- Stated goal:
Please lay out the records from the line with "18, 372, 27]" to the line with "32, 107, 46]" as a Markdown table with the columns Row and Line, numbering each row and leaving out blank lines.

* Start *

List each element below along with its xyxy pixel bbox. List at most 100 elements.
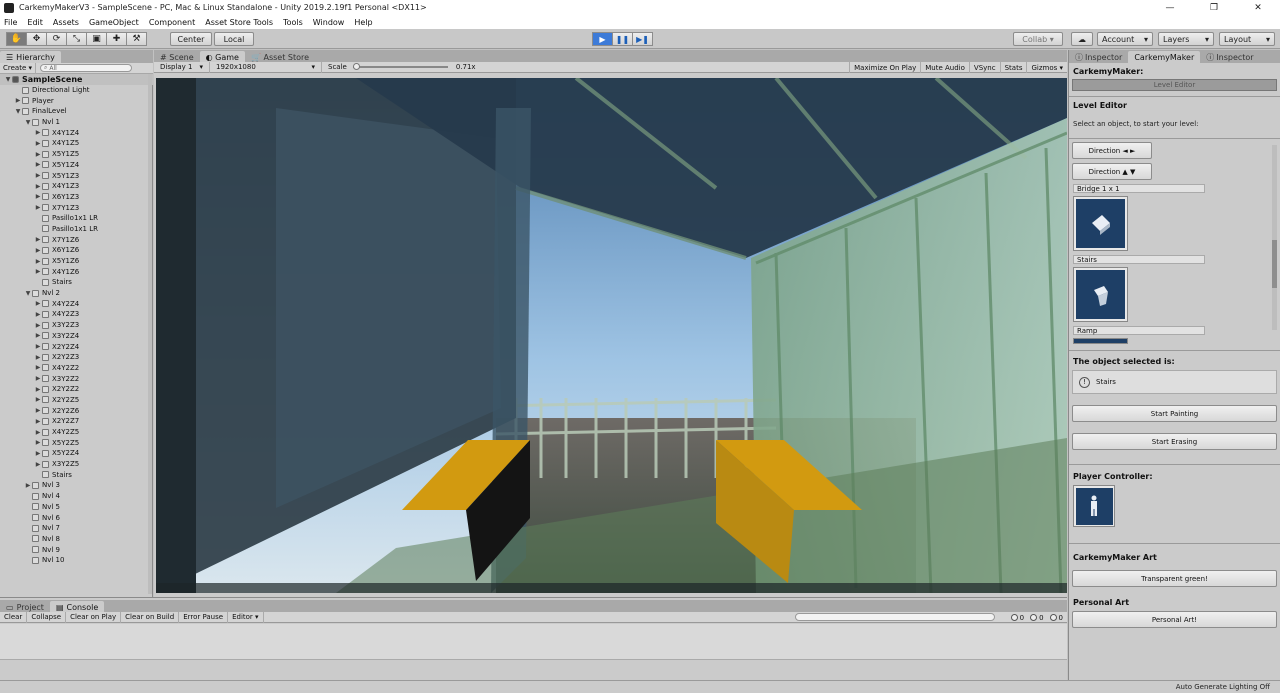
menu-help[interactable]: Help	[354, 18, 372, 27]
foldout-arrow-icon[interactable]: ▶	[34, 332, 42, 339]
foldout-arrow-icon[interactable]: ▶	[34, 129, 42, 136]
foldout-arrow-icon[interactable]: ▶	[34, 439, 42, 446]
foldout-arrow-icon[interactable]: ▶	[34, 258, 42, 265]
hierarchy-item[interactable]: ▶ X5Y1Z3	[0, 170, 153, 181]
hierarchy-item[interactable]: ▶ X2Y2Z4	[0, 341, 153, 352]
rect-tool-icon[interactable]: ▣	[86, 32, 107, 46]
hierarchy-item[interactable]: ▶ X3Y2Z5	[0, 459, 153, 470]
layers-dropdown[interactable]: Layers ▾	[1158, 32, 1214, 46]
editor-dropdown[interactable]: Editor ▾	[228, 611, 264, 623]
collab-button[interactable]: Collab ▾	[1013, 32, 1063, 46]
hierarchy-item[interactable]: ▼ Nvl 2	[0, 288, 153, 299]
scale-slider-knob[interactable]	[352, 63, 360, 70]
transparent-green-button[interactable]: Transparent green!	[1072, 570, 1277, 587]
hierarchy-item[interactable]: ▶ X2Y2Z7	[0, 416, 153, 427]
hierarchy-item[interactable]: ▶ X4Y2Z4	[0, 298, 153, 309]
hierarchy-item[interactable]: ▶ X4Y1Z5	[0, 138, 153, 149]
clear-on-play-button[interactable]: Clear on Play	[66, 611, 122, 623]
error-pause-button[interactable]: Error Pause	[179, 611, 229, 623]
tab-hierarchy[interactable]: ☰ Hierarchy	[0, 51, 61, 63]
hierarchy-item[interactable]: Directional Light	[0, 85, 153, 96]
hierarchy-item[interactable]: ▶ X4Y1Z3	[0, 181, 153, 192]
hierarchy-item[interactable]: ▶ X6Y1Z3	[0, 192, 153, 203]
foldout-arrow-icon[interactable]: ▼	[24, 290, 32, 297]
hierarchy-item[interactable]: ▶ X2Y2Z3	[0, 352, 153, 363]
stats-toggle[interactable]: Stats	[999, 62, 1027, 73]
pivot-local-button[interactable]: Local	[214, 32, 254, 46]
palette-scrollbar-thumb[interactable]	[1272, 240, 1277, 288]
foldout-arrow-icon[interactable]: ▶	[34, 193, 42, 200]
foldout-arrow-icon[interactable]: ▶	[34, 343, 42, 350]
scale-slider[interactable]	[352, 63, 448, 70]
hierarchy-item[interactable]: ▼ FinalLevel	[0, 106, 153, 117]
play-icon[interactable]: ▶	[592, 32, 613, 46]
hierarchy-item[interactable]: ▶ Player	[0, 95, 153, 106]
level-editor-button[interactable]: Level Editor	[1072, 79, 1277, 91]
hierarchy-item[interactable]: Pasillo1x1 LR	[0, 213, 153, 224]
game-viewport[interactable]	[156, 78, 1067, 593]
hierarchy-item[interactable]: ▶ X4Y2Z5	[0, 427, 153, 438]
hierarchy-scene-row[interactable]: ▼ SampleScene	[0, 74, 153, 85]
foldout-arrow-icon[interactable]: ▶	[34, 407, 42, 414]
minimize-button[interactable]: —	[1148, 0, 1192, 15]
menu-tools[interactable]: Tools	[283, 18, 303, 27]
foldout-arrow-icon[interactable]: ▶	[34, 151, 42, 158]
log-count[interactable]: 0	[1010, 614, 1024, 622]
hierarchy-item[interactable]: Stairs	[0, 277, 153, 288]
pivot-center-button[interactable]: Center	[170, 32, 212, 46]
hierarchy-item[interactable]: ▶ X7Y1Z3	[0, 202, 153, 213]
tab-carkemymaker[interactable]: CarkemyMaker	[1128, 51, 1201, 63]
maximize-on-play-toggle[interactable]: Maximize On Play	[849, 62, 920, 73]
player-controller-button[interactable]	[1073, 485, 1115, 527]
start-erasing-button[interactable]: Start Erasing	[1072, 433, 1277, 450]
foldout-arrow-icon[interactable]: ▶	[34, 396, 42, 403]
foldout-arrow-icon[interactable]: ▼	[14, 108, 22, 115]
palette-tile-bridge[interactable]	[1073, 196, 1128, 251]
hierarchy-item[interactable]: ▶ X5Y1Z5	[0, 149, 153, 160]
menu-file[interactable]: File	[4, 18, 17, 27]
direction-horizontal-button[interactable]: Direction ◄ ►	[1072, 142, 1152, 159]
hierarchy-item[interactable]: ▶ X4Y1Z4	[0, 127, 153, 138]
foldout-arrow-icon[interactable]: ▶	[34, 300, 42, 307]
hand-tool-icon[interactable]: ✋	[6, 32, 27, 46]
pause-icon[interactable]: ❚❚	[612, 32, 633, 46]
hierarchy-item[interactable]: ▶ X3Y2Z4	[0, 331, 153, 342]
foldout-arrow-icon[interactable]: ▶	[34, 364, 42, 371]
hierarchy-item[interactable]: ▶ X2Y2Z6	[0, 405, 153, 416]
start-painting-button[interactable]: Start Painting	[1072, 405, 1277, 422]
hierarchy-item[interactable]: ▶ X5Y1Z6	[0, 256, 153, 267]
warning-count[interactable]: 0	[1030, 614, 1044, 622]
foldout-arrow-icon[interactable]: ▶	[34, 183, 42, 190]
palette-tile-ramp[interactable]	[1073, 338, 1128, 344]
resolution-dropdown[interactable]: 1920x1080 ▾	[210, 61, 322, 73]
foldout-arrow-icon[interactable]: ▶	[34, 204, 42, 211]
account-dropdown[interactable]: Account ▾	[1097, 32, 1153, 46]
display-dropdown[interactable]: Display 1 ▾	[154, 61, 210, 73]
maximize-button[interactable]: ❐	[1192, 0, 1236, 15]
foldout-arrow-icon[interactable]: ▶	[34, 161, 42, 168]
foldout-arrow-icon[interactable]: ▼	[4, 76, 12, 83]
clear-on-build-button[interactable]: Clear on Build	[121, 611, 180, 623]
tab-inspector-2[interactable]: ⓘ Inspector	[1200, 51, 1259, 63]
hierarchy-item[interactable]: ▶ X3Y2Z3	[0, 320, 153, 331]
foldout-arrow-icon[interactable]: ▶	[34, 311, 42, 318]
personal-art-button[interactable]: Personal Art!	[1072, 611, 1277, 628]
foldout-arrow-icon[interactable]: ▶	[34, 322, 42, 329]
error-count[interactable]: 0	[1049, 614, 1063, 622]
menu-component[interactable]: Component	[149, 18, 195, 27]
rotate-tool-icon[interactable]: ⟳	[46, 32, 67, 46]
hierarchy-item[interactable]: ▶ X4Y2Z3	[0, 309, 153, 320]
foldout-arrow-icon[interactable]: ▼	[24, 119, 32, 126]
move-tool-icon[interactable]: ✥	[26, 32, 47, 46]
hierarchy-item[interactable]: Nvl 7	[0, 523, 153, 534]
hierarchy-search-input[interactable]: ⌕ All	[40, 64, 132, 72]
direction-vertical-button[interactable]: Direction ▲ ▼	[1072, 163, 1152, 180]
console-search-input[interactable]	[795, 613, 995, 621]
menu-gameobject[interactable]: GameObject	[89, 18, 139, 27]
transform-tool-icon[interactable]: ✚	[106, 32, 127, 46]
foldout-arrow-icon[interactable]: ▶	[34, 375, 42, 382]
foldout-arrow-icon[interactable]: ▶	[34, 140, 42, 147]
hierarchy-item[interactable]: ▶ X4Y2Z2	[0, 363, 153, 374]
clear-button[interactable]: Clear	[0, 611, 28, 623]
console-log-area[interactable]	[0, 624, 1067, 660]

* End *

- Solution to this task:
| Row | Line |
|---|---|
| 1 | menu-help[interactable]: Help	[354, 18, 372, 27] |
| 2 | foldout-arrow-icon[interactable]: ▶	[34, 332, 42, 339] |
| 3 | foldout-arrow-icon[interactable]: ▶	[34, 129, 42, 136] |
| 4 | foldout-arrow-icon[interactable]: ▶	[34, 439, 42, 446] |
| 5 | foldout-arrow-icon[interactable]: ▶	[34, 258, 42, 265] |
| 6 | hierarchy-item[interactable]: ▶ X5Y1Z3	[0, 170, 153, 181] |
| 7 | hierarchy-item[interactable]: ▶ X2Y2Z4	[0, 341, 153, 352] |
| 8 | rect-tool-icon[interactable]: ▣	[86, 32, 107, 46] |